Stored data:

▽

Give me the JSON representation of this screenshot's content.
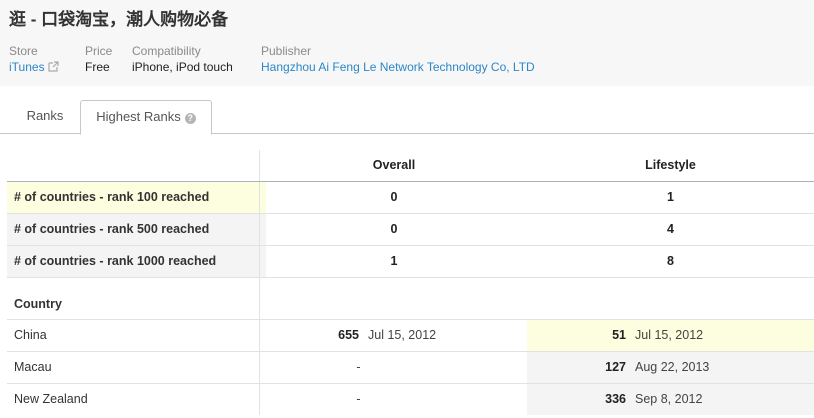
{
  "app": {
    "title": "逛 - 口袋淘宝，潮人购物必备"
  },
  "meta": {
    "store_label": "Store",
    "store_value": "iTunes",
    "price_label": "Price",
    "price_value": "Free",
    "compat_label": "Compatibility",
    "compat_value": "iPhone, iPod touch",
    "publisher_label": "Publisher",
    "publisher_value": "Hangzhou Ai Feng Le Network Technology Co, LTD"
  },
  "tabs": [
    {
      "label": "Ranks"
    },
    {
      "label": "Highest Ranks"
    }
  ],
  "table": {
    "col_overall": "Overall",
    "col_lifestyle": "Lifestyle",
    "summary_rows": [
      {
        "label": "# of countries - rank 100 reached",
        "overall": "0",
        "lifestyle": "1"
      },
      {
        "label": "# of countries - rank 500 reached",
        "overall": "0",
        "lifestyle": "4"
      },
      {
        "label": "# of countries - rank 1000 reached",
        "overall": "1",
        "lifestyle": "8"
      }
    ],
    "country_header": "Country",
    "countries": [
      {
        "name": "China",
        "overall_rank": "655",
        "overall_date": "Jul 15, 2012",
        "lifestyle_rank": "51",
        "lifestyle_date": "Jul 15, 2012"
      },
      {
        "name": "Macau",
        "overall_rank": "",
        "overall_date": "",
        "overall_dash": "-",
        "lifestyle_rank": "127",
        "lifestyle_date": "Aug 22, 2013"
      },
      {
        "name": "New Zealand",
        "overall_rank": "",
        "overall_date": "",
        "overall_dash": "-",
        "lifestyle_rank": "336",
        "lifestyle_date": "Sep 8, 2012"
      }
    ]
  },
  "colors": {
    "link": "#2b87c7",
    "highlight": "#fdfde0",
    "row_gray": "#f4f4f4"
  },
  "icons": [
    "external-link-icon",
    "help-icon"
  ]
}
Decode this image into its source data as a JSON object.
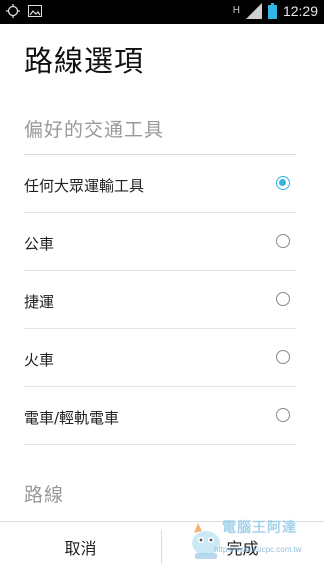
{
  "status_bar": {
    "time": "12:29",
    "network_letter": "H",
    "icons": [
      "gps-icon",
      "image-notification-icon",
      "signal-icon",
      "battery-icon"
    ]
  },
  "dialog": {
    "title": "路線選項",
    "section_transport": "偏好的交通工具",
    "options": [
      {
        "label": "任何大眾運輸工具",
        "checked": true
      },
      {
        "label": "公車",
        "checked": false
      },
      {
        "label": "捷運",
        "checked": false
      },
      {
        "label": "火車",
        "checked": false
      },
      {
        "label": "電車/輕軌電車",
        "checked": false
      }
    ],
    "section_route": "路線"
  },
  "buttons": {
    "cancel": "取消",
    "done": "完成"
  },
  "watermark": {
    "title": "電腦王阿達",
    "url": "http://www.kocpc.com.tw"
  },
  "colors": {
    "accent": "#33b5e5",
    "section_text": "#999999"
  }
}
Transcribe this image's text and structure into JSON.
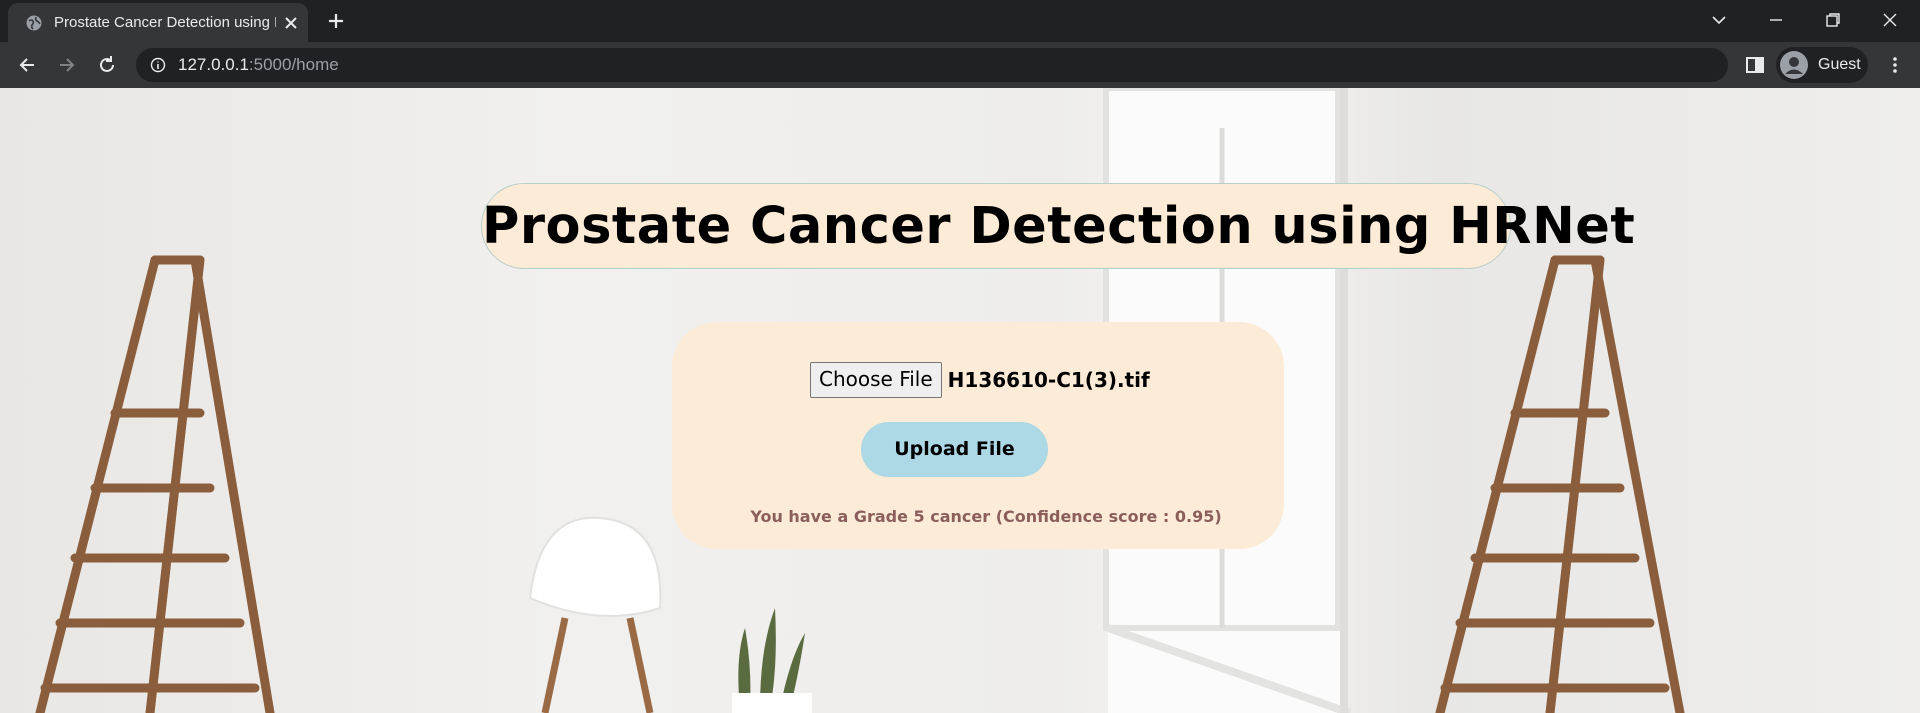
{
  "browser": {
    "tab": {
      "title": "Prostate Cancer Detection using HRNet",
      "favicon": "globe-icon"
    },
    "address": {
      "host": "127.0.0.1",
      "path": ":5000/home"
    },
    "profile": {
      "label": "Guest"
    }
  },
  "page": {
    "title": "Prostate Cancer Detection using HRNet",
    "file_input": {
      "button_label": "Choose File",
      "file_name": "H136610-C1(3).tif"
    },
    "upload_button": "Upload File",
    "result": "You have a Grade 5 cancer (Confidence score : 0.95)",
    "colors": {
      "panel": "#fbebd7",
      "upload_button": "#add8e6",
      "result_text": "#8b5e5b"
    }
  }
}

△

### Directions
Take the listing above and restate it word for word, without its pictures.

### Result below
Give me the JSON representation of this screenshot's content.
{
  "app": {
    "title": "逛 - 口袋淘宝，潮人购物必备"
  },
  "meta": {
    "store_label": "Store",
    "store_value": "iTunes",
    "price_label": "Price",
    "price_value": "Free",
    "compat_label": "Compatibility",
    "compat_value": "iPhone, iPod touch",
    "publisher_label": "Publisher",
    "publisher_value": "Hangzhou Ai Feng Le Network Technology Co, LTD"
  },
  "tabs": [
    {
      "label": "Ranks"
    },
    {
      "label": "Highest Ranks"
    }
  ],
  "table": {
    "col_overall": "Overall",
    "col_lifestyle": "Lifestyle",
    "summary_rows": [
      {
        "label": "# of countries - rank 100 reached",
        "overall": "0",
        "lifestyle": "1"
      },
      {
        "label": "# of countries - rank 500 reached",
        "overall": "0",
        "lifestyle": "4"
      },
      {
        "label": "# of countries - rank 1000 reached",
        "overall": "1",
        "lifestyle": "8"
      }
    ],
    "country_header": "Country",
    "countries": [
      {
        "name": "China",
        "overall_rank": "655",
        "overall_date": "Jul 15, 2012",
        "lifestyle_rank": "51",
        "lifestyle_date": "Jul 15, 2012"
      },
      {
        "name": "Macau",
        "overall_rank": "",
        "overall_date": "",
        "overall_dash": "-",
        "lifestyle_rank": "127",
        "lifestyle_date": "Aug 22, 2013"
      },
      {
        "name": "New Zealand",
        "overall_rank": "",
        "overall_date": "",
        "overall_dash": "-",
        "lifestyle_rank": "336",
        "lifestyle_date": "Sep 8, 2012"
      }
    ]
  },
  "colors": {
    "link": "#2b87c7",
    "highlight": "#fdfde0",
    "row_gray": "#f4f4f4"
  },
  "icons": [
    "external-link-icon",
    "help-icon"
  ]
}
Decode this image into its source data as a JSON object.
{
  "status_bar": {
    "time": "12:29",
    "network_letter": "H",
    "icons": [
      "gps-icon",
      "image-notification-icon",
      "signal-icon",
      "battery-icon"
    ]
  },
  "dialog": {
    "title": "路線選項",
    "section_transport": "偏好的交通工具",
    "options": [
      {
        "label": "任何大眾運輸工具",
        "checked": true
      },
      {
        "label": "公車",
        "checked": false
      },
      {
        "label": "捷運",
        "checked": false
      },
      {
        "label": "火車",
        "checked": false
      },
      {
        "label": "電車/輕軌電車",
        "checked": false
      }
    ],
    "section_route": "路線"
  },
  "buttons": {
    "cancel": "取消",
    "done": "完成"
  },
  "watermark": {
    "title": "電腦王阿達",
    "url": "http://www.kocpc.com.tw"
  },
  "colors": {
    "accent": "#33b5e5",
    "section_text": "#999999"
  }
}
Transcribe this image's text and structure into JSON.
{
  "browser": {
    "tab": {
      "title": "Prostate Cancer Detection using HRNet",
      "favicon": "globe-icon"
    },
    "address": {
      "host": "127.0.0.1",
      "path": ":5000/home"
    },
    "profile": {
      "label": "Guest"
    }
  },
  "page": {
    "title": "Prostate Cancer Detection using HRNet",
    "file_input": {
      "button_label": "Choose File",
      "file_name": "H136610-C1(3).tif"
    },
    "upload_button": "Upload File",
    "result": "You have a Grade 5 cancer (Confidence score : 0.95)",
    "colors": {
      "panel": "#fbebd7",
      "upload_button": "#add8e6",
      "result_text": "#8b5e5b"
    }
  }
}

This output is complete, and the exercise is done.